■ REQUIREMENT:
Repeat the following lines of data without any alteration.

[START OF LISTED ENTRIES]

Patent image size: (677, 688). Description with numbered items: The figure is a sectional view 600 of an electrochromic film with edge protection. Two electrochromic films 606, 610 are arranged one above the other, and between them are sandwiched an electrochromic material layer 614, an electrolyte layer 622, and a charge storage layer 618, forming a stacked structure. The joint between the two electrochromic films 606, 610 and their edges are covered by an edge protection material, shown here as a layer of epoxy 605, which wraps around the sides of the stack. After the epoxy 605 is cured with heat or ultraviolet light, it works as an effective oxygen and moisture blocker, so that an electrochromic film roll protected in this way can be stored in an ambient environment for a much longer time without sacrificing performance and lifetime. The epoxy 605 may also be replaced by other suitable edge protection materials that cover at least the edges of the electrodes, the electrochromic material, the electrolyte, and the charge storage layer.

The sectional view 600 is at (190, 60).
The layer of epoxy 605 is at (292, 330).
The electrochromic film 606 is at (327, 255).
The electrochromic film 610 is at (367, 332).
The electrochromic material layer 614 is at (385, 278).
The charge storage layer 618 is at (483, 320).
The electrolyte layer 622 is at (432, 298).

[END OF LISTED ENTRIES]

■ RESPONSE:
Patent image size: (677, 688). Description with numbered items: The figure is a sectional view 600 of an electrochromic film with edge protection. Two electrochromic films 606, 610 are arranged one above the other, and between them are sandwiched an electrochromic material layer 614, an electrolyte layer 622, and a charge storage layer 618, forming a stacked structure. The joint between the two electrochromic films 606, 610 and their edges are covered by an edge protection material, shown here as a layer of epoxy 605, which wraps around the sides of the stack. After the epoxy 605 is cured with heat or ultraviolet light, it works as an effective oxygen and moisture blocker, so that an electrochromic film roll protected in this way can be stored in an ambient environment for a much longer time without sacrificing performance and lifetime. The epoxy 605 may also be replaced by other suitable edge protection materials that cover at least the edges of the electrodes, the electrochromic material, the electrolyte, and the charge storage layer.

The sectional view 600 is at (190, 60).
The layer of epoxy 605 is at (292, 330).
The electrochromic film 606 is at (327, 255).
The electrochromic film 610 is at (367, 332).
The electrochromic material layer 614 is at (385, 278).
The charge storage layer 618 is at (483, 320).
The electrolyte layer 622 is at (432, 298).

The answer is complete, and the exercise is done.